= WHAT YOU WILL DO =
Write the entries out again exactly as they stand, but without the pictures.

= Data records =
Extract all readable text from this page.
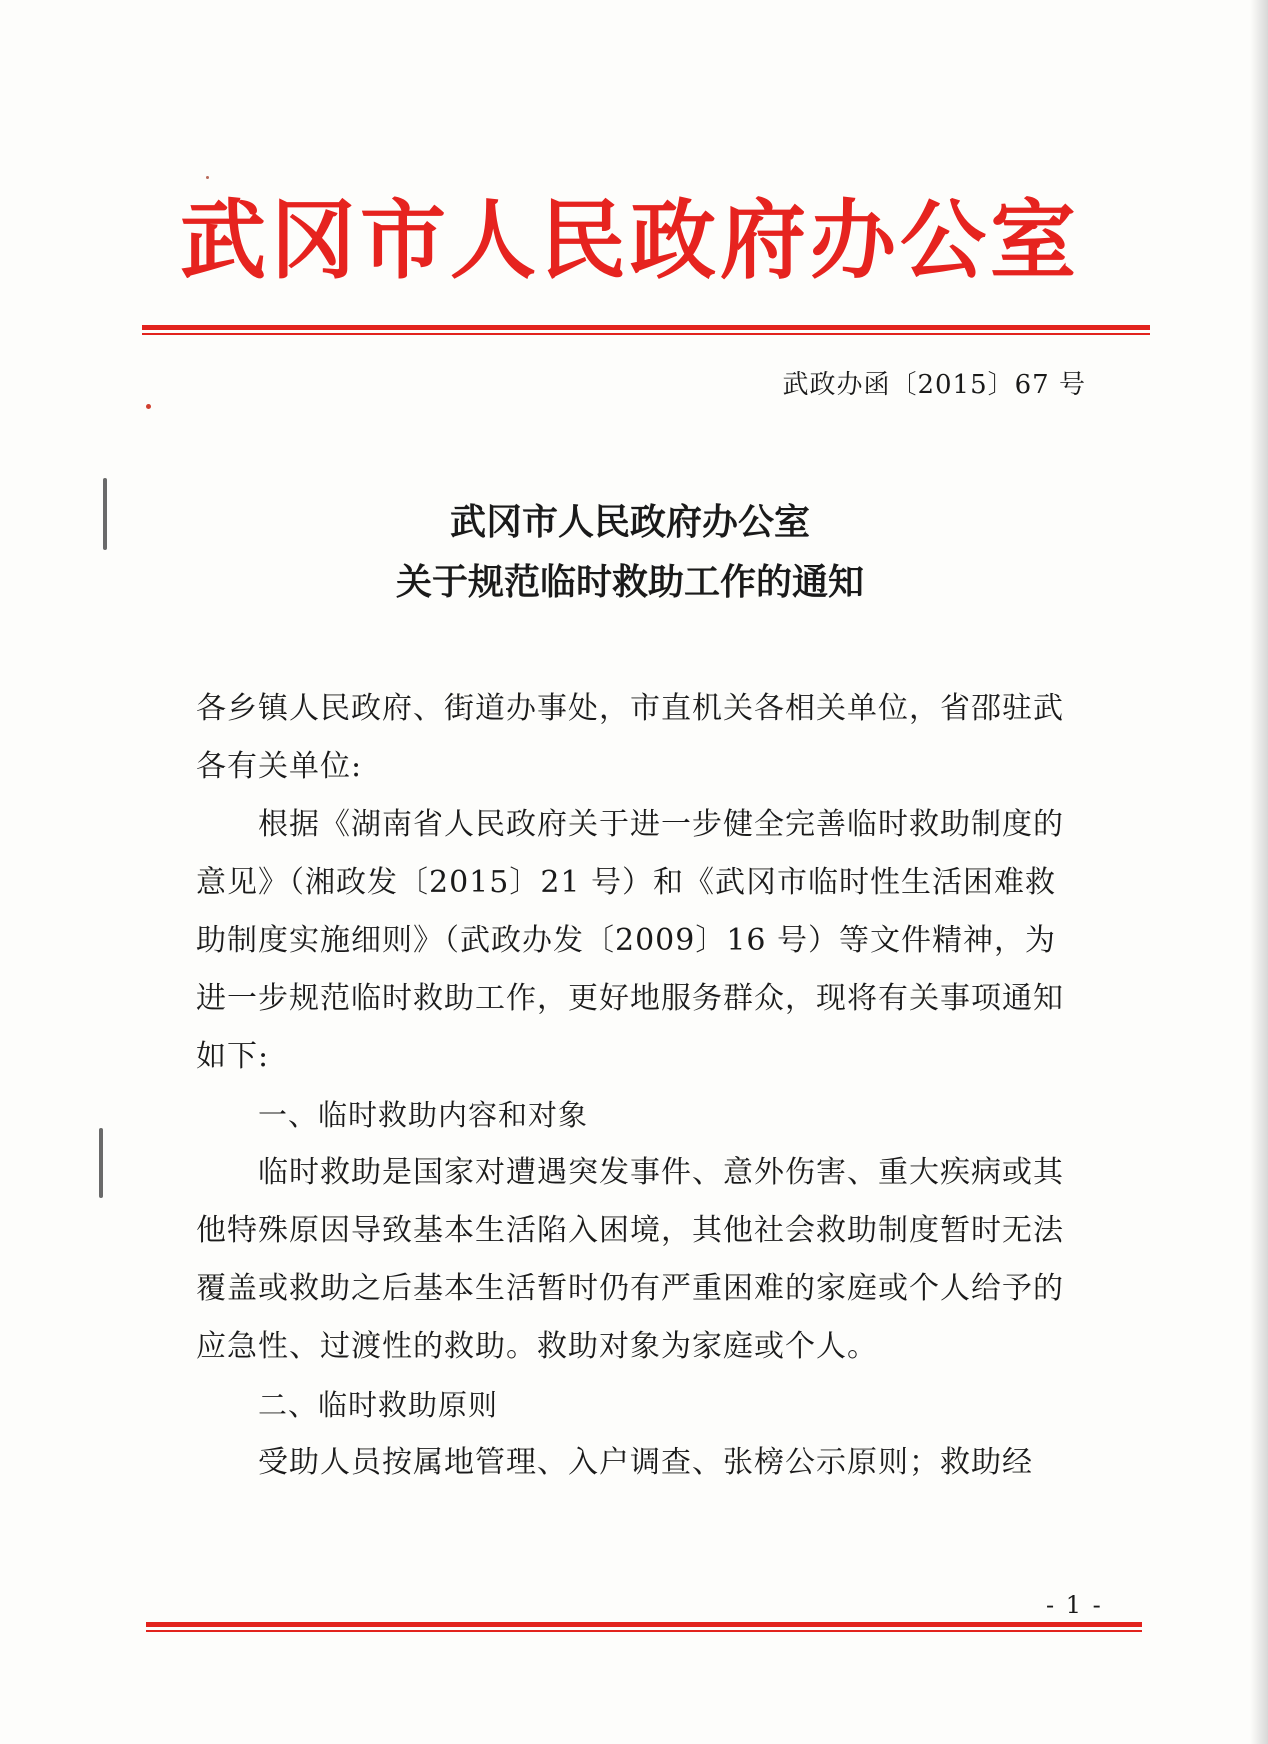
武冈市人民政府办公室
武政办函〔2015〕67 号
武冈市人民政府办公室
关于规范临时救助工作的通知

各乡镇人民政府、街道办事处，市直机关各相关单位，省邵驻武各有关单位:

根据《湖南省人民政府关于进一步健全完善临时救助制度的意见》（湘政发〔2015〕21 号）和《武冈市临时性生活困难救助制度实施细则》（武政办发〔2009〕16 号）等文件精神，为进一步规范临时救助工作，更好地服务群众，现将有关事项通知如下:

一、临时救助内容和对象

临时救助是国家对遭遇突发事件、意外伤害、重大疾病或其他特殊原因导致基本生活陷入困境，其他社会救助制度暂时无法覆盖或救助之后基本生活暂时仍有严重困难的家庭或个人给予的应急性、过渡性的救助。救助对象为家庭或个人。

二、临时救助原则

受助人员按属地管理、入户调查、张榜公示原则；救助经

- 1 -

= OUTPUT FOR THIS TASK =
Extract all readable text from this page.
武冈市人民政府办公室
武政办函〔2015〕67 号
武冈市人民政府办公室
关于规范临时救助工作的通知

各乡镇人民政府、街道办事处，市直机关各相关单位，省邵驻武各有关单位:

根据《湖南省人民政府关于进一步健全完善临时救助制度的意见》（湘政发〔2015〕21 号）和《武冈市临时性生活困难救助制度实施细则》（武政办发〔2009〕16 号）等文件精神，为进一步规范临时救助工作，更好地服务群众，现将有关事项通知如下:

一、临时救助内容和对象

临时救助是国家对遭遇突发事件、意外伤害、重大疾病或其他特殊原因导致基本生活陷入困境，其他社会救助制度暂时无法覆盖或救助之后基本生活暂时仍有严重困难的家庭或个人给予的应急性、过渡性的救助。救助对象为家庭或个人。

二、临时救助原则

受助人员按属地管理、入户调查、张榜公示原则；救助经

- 1 -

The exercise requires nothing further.